[Begin]

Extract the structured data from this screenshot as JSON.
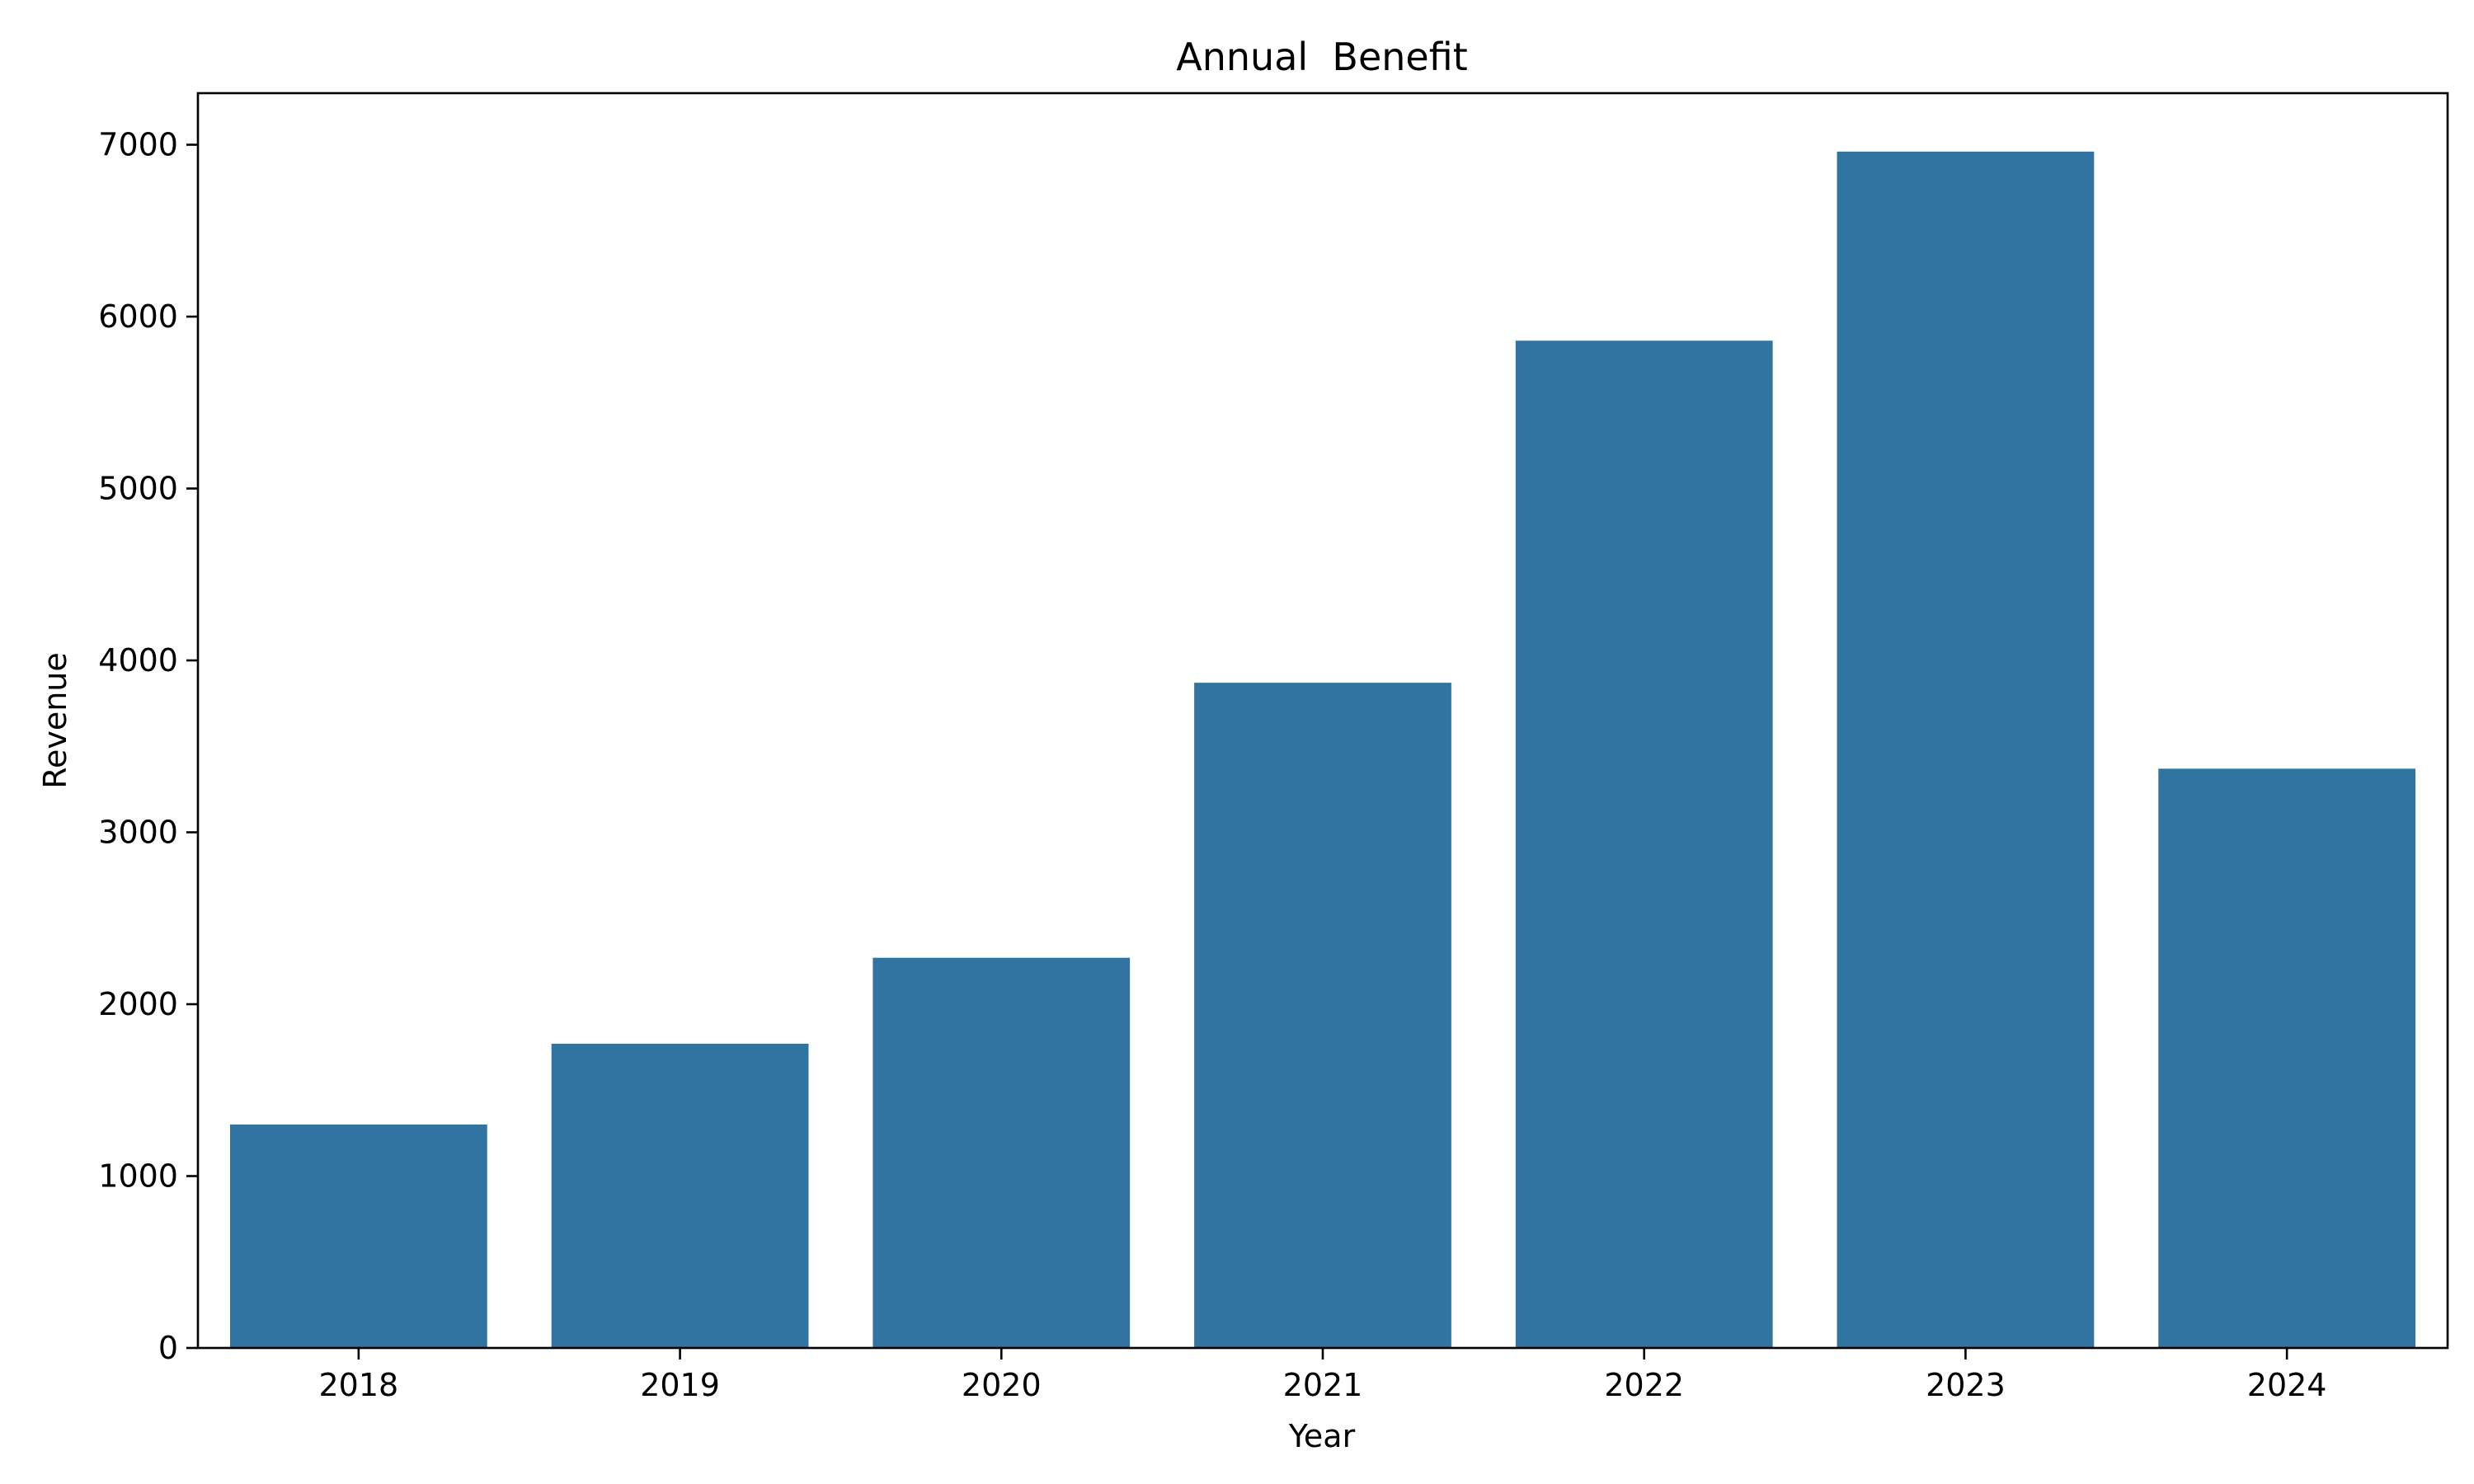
{
  "chart_data": {
    "type": "bar",
    "title": "Annual  Benefit",
    "xlabel": "Year",
    "ylabel": "Revenue",
    "categories": [
      "2018",
      "2019",
      "2020",
      "2021",
      "2022",
      "2023",
      "2024"
    ],
    "values": [
      1300,
      1770,
      2270,
      3870,
      5860,
      6960,
      3370
    ],
    "ylim": [
      0,
      7300
    ],
    "yticks": [
      0,
      1000,
      2000,
      3000,
      4000,
      5000,
      6000,
      7000
    ],
    "ytick_labels": [
      "0",
      "1000",
      "2000",
      "3000",
      "4000",
      "5000",
      "6000",
      "7000"
    ],
    "grid": false,
    "legend": "none",
    "bar_color": "#3274a1"
  }
}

[End]

▶ TASK REQUIREMENTS
Make an exact copy of the records shown above, without the pictures.

▶ WRITTEN ANSWER
Extract the structured data from this screenshot as JSON.
{
  "chart_data": {
    "type": "bar",
    "title": "Annual  Benefit",
    "xlabel": "Year",
    "ylabel": "Revenue",
    "categories": [
      "2018",
      "2019",
      "2020",
      "2021",
      "2022",
      "2023",
      "2024"
    ],
    "values": [
      1300,
      1770,
      2270,
      3870,
      5860,
      6960,
      3370
    ],
    "ylim": [
      0,
      7300
    ],
    "yticks": [
      0,
      1000,
      2000,
      3000,
      4000,
      5000,
      6000,
      7000
    ],
    "ytick_labels": [
      "0",
      "1000",
      "2000",
      "3000",
      "4000",
      "5000",
      "6000",
      "7000"
    ],
    "grid": false,
    "legend": "none",
    "bar_color": "#3274a1"
  }
}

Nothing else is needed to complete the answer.